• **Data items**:
----

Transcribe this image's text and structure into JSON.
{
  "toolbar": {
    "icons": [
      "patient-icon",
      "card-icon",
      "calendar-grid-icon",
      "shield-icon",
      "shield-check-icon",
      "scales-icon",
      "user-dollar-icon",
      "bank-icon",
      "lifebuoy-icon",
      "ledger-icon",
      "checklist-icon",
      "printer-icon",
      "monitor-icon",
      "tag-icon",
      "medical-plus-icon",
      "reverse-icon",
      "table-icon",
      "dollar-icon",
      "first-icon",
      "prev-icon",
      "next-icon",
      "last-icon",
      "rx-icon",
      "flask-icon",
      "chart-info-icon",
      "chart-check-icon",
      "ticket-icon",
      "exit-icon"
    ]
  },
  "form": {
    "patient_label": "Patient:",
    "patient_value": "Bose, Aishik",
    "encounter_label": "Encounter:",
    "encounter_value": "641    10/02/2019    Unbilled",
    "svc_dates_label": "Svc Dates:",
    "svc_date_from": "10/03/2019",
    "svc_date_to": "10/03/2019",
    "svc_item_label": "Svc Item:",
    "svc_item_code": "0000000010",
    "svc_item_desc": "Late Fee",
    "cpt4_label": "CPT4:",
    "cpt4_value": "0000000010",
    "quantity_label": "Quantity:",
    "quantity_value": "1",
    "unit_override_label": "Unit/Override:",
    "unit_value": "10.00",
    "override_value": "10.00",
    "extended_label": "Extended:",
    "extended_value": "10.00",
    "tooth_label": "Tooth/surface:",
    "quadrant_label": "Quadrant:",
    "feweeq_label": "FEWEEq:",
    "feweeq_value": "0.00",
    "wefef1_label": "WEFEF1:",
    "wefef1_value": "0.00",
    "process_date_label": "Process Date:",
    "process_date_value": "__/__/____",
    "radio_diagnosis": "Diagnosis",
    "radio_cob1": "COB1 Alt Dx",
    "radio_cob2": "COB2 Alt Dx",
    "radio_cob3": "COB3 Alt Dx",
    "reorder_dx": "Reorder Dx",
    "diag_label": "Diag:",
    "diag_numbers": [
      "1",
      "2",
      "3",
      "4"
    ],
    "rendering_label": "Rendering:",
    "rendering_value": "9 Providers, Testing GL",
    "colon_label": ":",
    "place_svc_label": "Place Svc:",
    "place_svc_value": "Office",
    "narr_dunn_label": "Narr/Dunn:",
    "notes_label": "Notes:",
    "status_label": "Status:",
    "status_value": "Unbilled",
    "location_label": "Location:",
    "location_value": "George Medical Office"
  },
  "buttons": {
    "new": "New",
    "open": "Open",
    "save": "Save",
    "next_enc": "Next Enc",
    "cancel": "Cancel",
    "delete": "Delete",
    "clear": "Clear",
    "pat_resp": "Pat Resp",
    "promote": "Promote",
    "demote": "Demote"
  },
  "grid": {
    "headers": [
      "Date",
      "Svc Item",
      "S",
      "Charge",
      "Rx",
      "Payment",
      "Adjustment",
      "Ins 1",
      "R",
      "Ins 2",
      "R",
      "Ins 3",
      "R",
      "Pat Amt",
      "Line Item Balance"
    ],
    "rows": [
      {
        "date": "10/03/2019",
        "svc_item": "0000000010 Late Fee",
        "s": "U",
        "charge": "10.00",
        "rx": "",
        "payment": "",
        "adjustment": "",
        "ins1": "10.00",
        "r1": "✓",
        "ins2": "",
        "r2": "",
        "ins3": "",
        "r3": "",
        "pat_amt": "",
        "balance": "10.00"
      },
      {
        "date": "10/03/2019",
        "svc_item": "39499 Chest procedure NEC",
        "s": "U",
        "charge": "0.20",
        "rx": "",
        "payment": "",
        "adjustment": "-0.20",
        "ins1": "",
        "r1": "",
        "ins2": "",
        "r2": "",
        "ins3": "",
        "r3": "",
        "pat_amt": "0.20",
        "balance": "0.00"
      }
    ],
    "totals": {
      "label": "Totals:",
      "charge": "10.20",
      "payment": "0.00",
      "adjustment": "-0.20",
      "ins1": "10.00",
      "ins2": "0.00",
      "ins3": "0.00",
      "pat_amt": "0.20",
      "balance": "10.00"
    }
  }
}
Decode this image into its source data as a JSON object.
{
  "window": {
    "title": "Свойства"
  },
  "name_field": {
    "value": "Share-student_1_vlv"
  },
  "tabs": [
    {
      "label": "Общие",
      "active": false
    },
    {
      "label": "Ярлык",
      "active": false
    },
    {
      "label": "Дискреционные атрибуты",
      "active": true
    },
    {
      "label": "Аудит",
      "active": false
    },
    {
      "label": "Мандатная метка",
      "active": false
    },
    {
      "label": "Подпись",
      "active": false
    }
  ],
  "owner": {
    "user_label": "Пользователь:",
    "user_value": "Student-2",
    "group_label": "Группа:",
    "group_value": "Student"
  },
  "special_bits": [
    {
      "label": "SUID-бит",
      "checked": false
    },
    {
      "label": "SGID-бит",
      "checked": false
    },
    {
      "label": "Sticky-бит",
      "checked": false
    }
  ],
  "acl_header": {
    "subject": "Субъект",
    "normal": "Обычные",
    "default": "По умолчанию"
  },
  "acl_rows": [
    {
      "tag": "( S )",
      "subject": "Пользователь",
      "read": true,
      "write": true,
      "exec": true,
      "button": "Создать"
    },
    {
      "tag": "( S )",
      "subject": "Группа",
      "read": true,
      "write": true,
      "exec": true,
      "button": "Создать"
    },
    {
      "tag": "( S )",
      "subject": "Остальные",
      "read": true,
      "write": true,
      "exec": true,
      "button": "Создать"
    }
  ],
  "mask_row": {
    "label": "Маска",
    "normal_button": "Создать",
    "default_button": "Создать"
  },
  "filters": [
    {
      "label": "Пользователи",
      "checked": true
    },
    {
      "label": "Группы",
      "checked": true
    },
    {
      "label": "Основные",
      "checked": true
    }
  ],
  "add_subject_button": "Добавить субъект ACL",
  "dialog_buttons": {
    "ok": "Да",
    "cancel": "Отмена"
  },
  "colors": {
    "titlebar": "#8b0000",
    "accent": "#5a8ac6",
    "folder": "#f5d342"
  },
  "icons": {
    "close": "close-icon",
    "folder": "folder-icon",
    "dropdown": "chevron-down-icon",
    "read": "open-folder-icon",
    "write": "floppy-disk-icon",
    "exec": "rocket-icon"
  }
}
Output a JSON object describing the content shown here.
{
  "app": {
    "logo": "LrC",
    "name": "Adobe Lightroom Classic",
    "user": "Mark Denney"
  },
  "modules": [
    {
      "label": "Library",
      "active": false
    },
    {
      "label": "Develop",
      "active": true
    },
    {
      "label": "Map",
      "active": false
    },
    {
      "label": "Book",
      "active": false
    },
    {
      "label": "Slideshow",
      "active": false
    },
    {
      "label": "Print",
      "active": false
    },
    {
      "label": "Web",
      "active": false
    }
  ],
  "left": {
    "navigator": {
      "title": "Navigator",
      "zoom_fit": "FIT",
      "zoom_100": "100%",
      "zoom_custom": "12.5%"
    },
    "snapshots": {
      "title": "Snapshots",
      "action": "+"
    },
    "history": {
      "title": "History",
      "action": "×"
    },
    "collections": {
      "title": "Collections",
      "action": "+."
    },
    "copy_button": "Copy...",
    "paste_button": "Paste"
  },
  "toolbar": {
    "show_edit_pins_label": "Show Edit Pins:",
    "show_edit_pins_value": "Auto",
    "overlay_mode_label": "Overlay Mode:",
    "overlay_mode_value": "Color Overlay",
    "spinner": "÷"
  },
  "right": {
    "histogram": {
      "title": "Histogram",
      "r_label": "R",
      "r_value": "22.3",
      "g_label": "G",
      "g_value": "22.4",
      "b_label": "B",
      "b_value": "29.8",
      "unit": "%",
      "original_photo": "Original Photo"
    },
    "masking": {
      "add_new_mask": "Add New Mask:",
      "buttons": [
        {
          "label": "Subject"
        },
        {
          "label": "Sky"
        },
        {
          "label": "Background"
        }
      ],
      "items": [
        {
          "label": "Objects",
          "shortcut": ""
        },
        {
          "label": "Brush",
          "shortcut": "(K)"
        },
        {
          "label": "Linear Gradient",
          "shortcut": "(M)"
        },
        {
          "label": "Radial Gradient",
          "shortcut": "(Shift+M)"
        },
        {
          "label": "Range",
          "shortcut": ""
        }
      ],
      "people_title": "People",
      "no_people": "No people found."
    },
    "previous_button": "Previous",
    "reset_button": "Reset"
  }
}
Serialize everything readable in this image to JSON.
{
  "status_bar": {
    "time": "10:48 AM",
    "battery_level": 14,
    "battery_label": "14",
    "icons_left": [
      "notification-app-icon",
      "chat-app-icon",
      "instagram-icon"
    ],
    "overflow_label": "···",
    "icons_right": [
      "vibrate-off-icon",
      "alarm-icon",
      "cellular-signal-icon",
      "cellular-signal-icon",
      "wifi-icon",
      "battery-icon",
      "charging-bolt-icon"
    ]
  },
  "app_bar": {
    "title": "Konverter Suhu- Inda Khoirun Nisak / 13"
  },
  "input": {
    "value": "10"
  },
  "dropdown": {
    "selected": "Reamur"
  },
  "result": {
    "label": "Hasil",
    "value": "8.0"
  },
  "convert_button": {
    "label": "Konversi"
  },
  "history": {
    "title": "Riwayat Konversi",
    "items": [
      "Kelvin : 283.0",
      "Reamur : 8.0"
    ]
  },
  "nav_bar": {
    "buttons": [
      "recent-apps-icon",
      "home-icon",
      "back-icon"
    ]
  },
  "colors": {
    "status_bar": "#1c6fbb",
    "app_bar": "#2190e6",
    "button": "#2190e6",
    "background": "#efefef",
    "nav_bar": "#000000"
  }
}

----

• **Required task**: Work through the listing above and report how many lines include the string "Overlay", with no other text.

• **Solved exercise**: 2